TASK DIRECTIONS |
Give the number of lines containing "More" in this listing, with no other words.

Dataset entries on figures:
>>>

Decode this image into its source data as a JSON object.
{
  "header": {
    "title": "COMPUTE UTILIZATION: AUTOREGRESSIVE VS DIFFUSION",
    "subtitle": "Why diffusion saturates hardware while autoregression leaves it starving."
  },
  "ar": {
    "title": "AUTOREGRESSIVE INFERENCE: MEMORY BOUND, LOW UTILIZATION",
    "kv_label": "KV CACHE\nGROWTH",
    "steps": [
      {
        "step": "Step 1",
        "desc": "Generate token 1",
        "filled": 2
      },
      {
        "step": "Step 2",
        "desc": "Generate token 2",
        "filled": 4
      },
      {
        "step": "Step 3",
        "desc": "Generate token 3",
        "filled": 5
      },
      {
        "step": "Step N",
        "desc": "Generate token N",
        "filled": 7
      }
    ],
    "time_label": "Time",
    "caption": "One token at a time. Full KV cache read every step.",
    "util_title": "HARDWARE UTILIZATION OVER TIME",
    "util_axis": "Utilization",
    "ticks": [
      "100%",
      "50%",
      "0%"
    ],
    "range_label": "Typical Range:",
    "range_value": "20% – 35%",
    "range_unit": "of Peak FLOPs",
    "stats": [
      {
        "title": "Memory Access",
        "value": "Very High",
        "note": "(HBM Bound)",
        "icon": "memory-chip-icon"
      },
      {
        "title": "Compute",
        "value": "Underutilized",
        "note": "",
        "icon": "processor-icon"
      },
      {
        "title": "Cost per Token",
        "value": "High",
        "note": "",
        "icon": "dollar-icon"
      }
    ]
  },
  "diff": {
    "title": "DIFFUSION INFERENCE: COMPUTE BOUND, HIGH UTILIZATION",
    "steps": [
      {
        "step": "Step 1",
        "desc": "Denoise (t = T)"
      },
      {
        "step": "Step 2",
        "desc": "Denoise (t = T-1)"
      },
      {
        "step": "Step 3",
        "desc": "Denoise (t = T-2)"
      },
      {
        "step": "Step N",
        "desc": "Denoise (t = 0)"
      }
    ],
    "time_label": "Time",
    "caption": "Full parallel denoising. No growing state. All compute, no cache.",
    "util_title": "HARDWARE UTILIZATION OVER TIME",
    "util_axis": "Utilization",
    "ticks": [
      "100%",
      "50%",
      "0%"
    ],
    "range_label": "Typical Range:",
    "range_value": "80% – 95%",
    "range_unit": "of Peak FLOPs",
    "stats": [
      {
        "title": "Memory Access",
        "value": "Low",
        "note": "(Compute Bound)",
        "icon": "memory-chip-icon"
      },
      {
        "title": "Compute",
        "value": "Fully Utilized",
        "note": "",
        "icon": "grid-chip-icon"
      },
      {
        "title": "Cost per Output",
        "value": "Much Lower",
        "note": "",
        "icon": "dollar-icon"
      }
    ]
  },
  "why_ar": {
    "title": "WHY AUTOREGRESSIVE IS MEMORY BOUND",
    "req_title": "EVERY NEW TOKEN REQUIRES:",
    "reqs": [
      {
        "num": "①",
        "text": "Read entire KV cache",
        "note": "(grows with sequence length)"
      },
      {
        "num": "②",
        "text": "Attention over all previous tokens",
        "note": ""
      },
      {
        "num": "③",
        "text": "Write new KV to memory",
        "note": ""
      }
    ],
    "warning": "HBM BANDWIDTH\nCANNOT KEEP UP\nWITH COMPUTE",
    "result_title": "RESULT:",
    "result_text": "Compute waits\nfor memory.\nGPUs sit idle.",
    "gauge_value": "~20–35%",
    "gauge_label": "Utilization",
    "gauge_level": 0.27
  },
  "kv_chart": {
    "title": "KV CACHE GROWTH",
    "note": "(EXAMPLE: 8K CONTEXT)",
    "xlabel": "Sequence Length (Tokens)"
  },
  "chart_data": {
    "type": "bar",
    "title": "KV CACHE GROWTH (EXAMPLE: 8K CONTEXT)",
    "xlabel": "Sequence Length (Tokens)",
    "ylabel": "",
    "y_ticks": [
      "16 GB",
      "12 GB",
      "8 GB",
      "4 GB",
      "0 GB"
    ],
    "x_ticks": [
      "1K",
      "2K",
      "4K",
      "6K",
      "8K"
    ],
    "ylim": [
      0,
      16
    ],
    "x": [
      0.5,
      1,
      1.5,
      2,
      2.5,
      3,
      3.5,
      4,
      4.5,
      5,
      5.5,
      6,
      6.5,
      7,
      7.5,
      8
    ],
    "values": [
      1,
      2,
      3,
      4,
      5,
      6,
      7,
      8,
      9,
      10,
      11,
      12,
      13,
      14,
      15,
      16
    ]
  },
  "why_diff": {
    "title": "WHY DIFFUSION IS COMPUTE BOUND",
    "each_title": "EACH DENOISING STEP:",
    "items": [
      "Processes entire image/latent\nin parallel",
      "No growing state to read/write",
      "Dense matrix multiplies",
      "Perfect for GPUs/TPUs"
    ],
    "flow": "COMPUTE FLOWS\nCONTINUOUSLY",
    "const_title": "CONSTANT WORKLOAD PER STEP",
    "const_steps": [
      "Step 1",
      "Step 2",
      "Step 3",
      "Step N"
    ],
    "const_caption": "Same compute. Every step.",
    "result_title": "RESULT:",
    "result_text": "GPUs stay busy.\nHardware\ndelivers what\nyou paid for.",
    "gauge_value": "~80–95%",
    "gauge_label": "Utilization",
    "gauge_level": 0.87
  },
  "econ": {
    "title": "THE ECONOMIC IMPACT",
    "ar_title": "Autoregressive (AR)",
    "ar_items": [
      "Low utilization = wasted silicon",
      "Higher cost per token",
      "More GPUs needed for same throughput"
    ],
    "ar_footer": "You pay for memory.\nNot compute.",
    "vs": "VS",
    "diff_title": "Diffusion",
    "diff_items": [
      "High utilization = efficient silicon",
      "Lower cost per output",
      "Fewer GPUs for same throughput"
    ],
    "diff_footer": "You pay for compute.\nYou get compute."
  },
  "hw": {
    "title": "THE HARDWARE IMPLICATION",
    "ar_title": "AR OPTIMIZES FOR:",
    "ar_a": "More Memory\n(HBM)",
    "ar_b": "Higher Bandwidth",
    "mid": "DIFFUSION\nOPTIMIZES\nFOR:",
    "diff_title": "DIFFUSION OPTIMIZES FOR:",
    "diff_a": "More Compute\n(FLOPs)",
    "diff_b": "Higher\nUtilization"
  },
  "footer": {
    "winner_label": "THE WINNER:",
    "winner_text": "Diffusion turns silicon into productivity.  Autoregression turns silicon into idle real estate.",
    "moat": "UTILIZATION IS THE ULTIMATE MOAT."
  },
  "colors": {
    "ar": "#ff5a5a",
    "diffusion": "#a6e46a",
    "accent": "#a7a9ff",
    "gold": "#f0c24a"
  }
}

<<<
>>>

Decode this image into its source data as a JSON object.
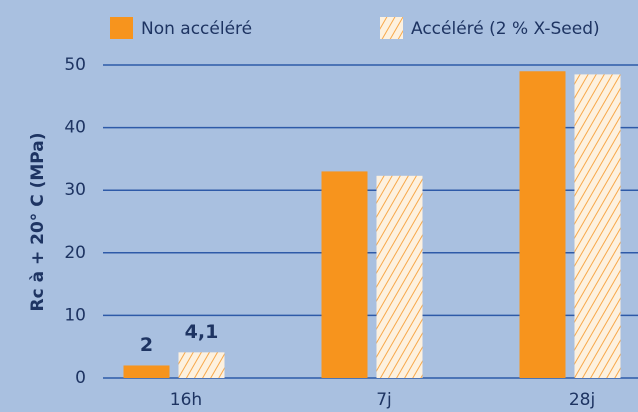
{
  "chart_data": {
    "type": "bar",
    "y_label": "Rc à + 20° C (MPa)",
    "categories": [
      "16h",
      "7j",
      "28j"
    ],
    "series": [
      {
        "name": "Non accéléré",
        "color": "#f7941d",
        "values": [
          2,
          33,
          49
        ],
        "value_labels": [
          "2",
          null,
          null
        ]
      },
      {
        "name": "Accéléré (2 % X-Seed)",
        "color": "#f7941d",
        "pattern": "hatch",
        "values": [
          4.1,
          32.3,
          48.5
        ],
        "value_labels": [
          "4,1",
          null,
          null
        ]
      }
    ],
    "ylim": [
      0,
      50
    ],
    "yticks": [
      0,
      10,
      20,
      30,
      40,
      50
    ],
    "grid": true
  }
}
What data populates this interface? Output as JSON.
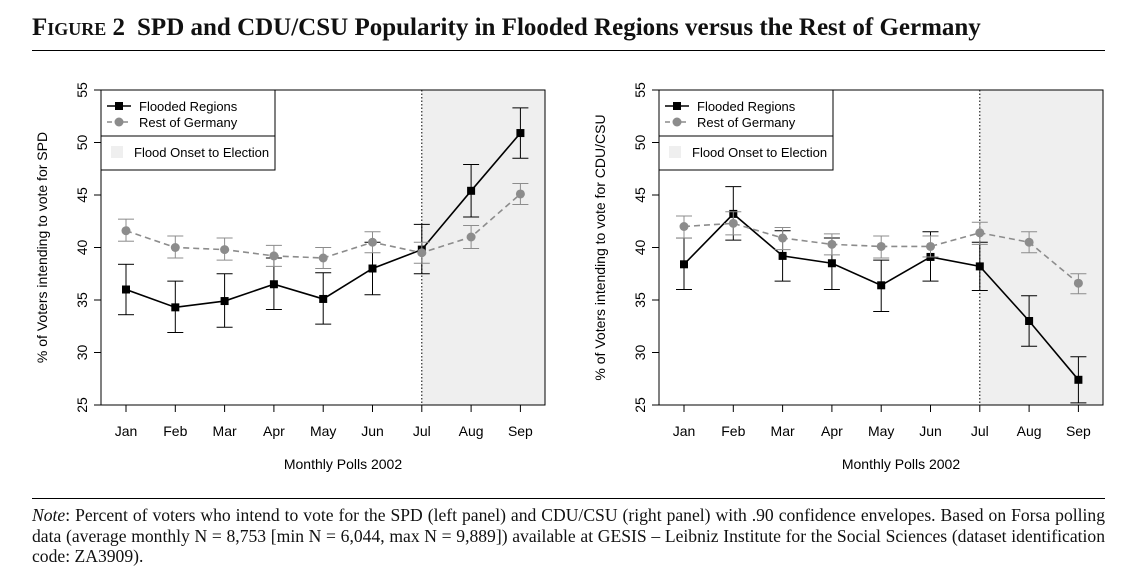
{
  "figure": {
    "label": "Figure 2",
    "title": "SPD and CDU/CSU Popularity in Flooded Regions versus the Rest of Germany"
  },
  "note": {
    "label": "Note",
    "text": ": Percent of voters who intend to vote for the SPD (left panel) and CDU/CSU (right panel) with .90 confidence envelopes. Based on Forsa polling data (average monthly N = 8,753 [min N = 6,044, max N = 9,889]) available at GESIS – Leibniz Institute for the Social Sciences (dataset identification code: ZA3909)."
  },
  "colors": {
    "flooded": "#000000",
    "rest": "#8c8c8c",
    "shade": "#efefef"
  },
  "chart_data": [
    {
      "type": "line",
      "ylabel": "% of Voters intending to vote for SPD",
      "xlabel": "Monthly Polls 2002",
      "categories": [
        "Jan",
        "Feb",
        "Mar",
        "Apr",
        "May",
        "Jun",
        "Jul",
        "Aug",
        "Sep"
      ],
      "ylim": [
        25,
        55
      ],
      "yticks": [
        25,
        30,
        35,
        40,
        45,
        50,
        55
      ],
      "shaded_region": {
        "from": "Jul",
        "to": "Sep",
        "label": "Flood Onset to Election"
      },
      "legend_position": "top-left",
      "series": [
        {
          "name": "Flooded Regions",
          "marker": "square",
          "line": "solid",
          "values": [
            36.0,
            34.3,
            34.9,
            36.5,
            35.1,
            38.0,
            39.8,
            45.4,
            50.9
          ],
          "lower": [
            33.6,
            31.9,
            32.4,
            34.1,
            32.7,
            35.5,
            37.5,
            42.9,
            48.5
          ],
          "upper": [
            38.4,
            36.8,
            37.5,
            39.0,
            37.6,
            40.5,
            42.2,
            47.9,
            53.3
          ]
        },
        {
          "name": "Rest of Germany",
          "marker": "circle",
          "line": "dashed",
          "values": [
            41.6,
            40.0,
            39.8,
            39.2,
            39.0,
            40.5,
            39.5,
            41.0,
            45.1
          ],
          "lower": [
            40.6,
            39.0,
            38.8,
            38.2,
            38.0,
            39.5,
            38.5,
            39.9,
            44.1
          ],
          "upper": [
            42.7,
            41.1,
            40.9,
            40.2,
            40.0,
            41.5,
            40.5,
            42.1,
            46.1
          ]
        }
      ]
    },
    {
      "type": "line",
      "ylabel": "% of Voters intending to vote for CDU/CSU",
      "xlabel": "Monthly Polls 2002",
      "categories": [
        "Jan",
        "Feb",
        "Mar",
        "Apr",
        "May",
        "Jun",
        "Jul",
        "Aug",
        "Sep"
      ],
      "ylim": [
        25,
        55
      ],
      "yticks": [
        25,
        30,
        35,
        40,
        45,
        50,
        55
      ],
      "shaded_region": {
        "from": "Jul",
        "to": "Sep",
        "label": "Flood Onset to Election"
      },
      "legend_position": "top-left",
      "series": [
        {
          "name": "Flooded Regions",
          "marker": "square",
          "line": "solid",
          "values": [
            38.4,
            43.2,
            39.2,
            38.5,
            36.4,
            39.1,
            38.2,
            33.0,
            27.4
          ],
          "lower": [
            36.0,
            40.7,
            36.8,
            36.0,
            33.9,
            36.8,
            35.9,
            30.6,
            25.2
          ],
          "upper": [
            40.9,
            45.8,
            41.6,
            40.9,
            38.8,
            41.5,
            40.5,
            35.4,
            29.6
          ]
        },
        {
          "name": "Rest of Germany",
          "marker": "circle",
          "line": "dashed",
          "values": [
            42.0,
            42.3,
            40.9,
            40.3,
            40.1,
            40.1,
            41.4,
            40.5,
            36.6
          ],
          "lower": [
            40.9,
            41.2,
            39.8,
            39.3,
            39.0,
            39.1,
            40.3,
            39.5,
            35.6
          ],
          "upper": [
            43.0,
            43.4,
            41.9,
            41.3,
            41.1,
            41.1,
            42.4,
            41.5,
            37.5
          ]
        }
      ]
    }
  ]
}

<<<

RESPONSE TO THE TASK |
3